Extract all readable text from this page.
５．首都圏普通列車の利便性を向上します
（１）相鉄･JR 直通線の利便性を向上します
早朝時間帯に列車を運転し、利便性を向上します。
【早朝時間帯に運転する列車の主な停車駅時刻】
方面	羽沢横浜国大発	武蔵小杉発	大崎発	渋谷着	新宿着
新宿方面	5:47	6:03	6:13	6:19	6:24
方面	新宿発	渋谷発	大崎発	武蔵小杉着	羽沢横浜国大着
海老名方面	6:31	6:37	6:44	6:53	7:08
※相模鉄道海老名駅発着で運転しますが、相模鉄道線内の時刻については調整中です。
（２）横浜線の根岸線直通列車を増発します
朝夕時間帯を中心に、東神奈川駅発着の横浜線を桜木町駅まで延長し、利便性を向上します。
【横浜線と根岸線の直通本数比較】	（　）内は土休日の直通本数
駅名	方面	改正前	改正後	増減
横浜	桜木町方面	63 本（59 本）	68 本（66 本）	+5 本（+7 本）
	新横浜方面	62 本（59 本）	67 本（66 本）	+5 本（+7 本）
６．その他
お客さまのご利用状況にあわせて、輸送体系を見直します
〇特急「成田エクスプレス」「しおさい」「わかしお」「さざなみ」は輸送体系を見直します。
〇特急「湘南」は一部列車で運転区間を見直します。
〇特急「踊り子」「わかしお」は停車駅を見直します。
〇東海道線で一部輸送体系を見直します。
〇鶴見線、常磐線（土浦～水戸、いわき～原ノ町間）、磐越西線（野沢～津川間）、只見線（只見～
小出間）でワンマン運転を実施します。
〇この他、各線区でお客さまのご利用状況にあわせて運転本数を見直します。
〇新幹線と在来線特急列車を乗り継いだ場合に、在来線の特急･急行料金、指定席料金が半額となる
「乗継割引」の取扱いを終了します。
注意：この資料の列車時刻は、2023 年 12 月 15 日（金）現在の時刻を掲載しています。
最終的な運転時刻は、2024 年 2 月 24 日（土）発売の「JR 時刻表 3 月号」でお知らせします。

━━━━━━━━━━━━━━━━━━━━━━━━━━━━━━

● Directions for this task
Copy each line of the entries that includes the word "わかしお".

● Expected output
〇特急「成田エクスプレス」「しおさい」「わかしお」「さざなみ」は輸送体系を見直します。
〇特急「踊り子」「わかしお」は停車駅を見直します。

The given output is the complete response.